> **EXERCISE DIRECTIONS**:
Return the listing below in full, with every line exactly as it is.

— START OF RAW DATA —

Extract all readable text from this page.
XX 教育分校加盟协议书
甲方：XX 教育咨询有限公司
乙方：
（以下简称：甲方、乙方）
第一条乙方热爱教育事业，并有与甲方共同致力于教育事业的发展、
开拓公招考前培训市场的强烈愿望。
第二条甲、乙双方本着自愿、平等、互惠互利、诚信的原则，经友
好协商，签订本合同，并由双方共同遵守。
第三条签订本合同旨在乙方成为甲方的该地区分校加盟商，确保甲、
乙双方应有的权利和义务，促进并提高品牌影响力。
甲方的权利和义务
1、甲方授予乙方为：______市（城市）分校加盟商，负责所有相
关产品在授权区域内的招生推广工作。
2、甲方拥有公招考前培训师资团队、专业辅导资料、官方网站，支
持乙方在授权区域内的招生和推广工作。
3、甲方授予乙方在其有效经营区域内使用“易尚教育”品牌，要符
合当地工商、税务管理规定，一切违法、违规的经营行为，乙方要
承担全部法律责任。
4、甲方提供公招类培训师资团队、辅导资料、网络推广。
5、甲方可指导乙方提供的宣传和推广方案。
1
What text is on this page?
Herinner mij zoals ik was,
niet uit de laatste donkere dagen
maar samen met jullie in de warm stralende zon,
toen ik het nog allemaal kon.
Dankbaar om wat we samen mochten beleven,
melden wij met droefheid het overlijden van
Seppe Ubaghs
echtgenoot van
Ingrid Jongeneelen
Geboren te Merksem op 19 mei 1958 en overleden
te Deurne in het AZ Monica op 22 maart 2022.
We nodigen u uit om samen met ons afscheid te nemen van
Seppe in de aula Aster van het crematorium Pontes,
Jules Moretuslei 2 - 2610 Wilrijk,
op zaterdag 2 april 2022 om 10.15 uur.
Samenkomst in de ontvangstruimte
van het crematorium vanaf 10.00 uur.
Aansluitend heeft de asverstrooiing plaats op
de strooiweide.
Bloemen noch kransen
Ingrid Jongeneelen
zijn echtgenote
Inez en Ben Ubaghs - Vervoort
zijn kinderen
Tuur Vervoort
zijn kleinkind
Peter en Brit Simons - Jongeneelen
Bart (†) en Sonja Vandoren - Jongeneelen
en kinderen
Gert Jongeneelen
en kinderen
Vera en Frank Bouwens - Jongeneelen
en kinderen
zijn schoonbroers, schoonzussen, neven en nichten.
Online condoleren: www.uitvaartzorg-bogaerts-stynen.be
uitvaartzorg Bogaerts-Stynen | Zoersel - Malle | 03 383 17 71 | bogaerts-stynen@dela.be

— END OF RAW DATA —

> **CORRECT OUTPUT**:
Extract all readable text from this page.
XX 教育分校加盟协议书
甲方：XX 教育咨询有限公司
乙方：
（以下简称：甲方、乙方）
第一条乙方热爱教育事业，并有与甲方共同致力于教育事业的发展、
开拓公招考前培训市场的强烈愿望。
第二条甲、乙双方本着自愿、平等、互惠互利、诚信的原则，经友
好协商，签订本合同，并由双方共同遵守。
第三条签订本合同旨在乙方成为甲方的该地区分校加盟商，确保甲、
乙双方应有的权利和义务，促进并提高品牌影响力。
甲方的权利和义务
1、甲方授予乙方为：______市（城市）分校加盟商，负责所有相
关产品在授权区域内的招生推广工作。
2、甲方拥有公招考前培训师资团队、专业辅导资料、官方网站，支
持乙方在授权区域内的招生和推广工作。
3、甲方授予乙方在其有效经营区域内使用“易尚教育”品牌，要符
合当地工商、税务管理规定，一切违法、违规的经营行为，乙方要
承担全部法律责任。
4、甲方提供公招类培训师资团队、辅导资料、网络推广。
5、甲方可指导乙方提供的宣传和推广方案。
1
What text is on this page?
Herinner mij zoals ik was,
niet uit de laatste donkere dagen
maar samen met jullie in de warm stralende zon,
toen ik het nog allemaal kon.
Dankbaar om wat we samen mochten beleven,
melden wij met droefheid het overlijden van
Seppe Ubaghs
echtgenoot van
Ingrid Jongeneelen
Geboren te Merksem op 19 mei 1958 en overleden
te Deurne in het AZ Monica op 22 maart 2022.
We nodigen u uit om samen met ons afscheid te nemen van
Seppe in de aula Aster van het crematorium Pontes,
Jules Moretuslei 2 - 2610 Wilrijk,
op zaterdag 2 april 2022 om 10.15 uur.
Samenkomst in de ontvangstruimte
van het crematorium vanaf 10.00 uur.
Aansluitend heeft de asverstrooiing plaats op
de strooiweide.
Bloemen noch kransen
Ingrid Jongeneelen
zijn echtgenote
Inez en Ben Ubaghs - Vervoort
zijn kinderen
Tuur Vervoort
zijn kleinkind
Peter en Brit Simons - Jongeneelen
Bart (†) en Sonja Vandoren - Jongeneelen
en kinderen
Gert Jongeneelen
en kinderen
Vera en Frank Bouwens - Jongeneelen
en kinderen
zijn schoonbroers, schoonzussen, neven en nichten.
Online condoleren: www.uitvaartzorg-bogaerts-stynen.be
uitvaartzorg Bogaerts-Stynen | Zoersel - Malle | 03 383 17 71 | bogaerts-stynen@dela.be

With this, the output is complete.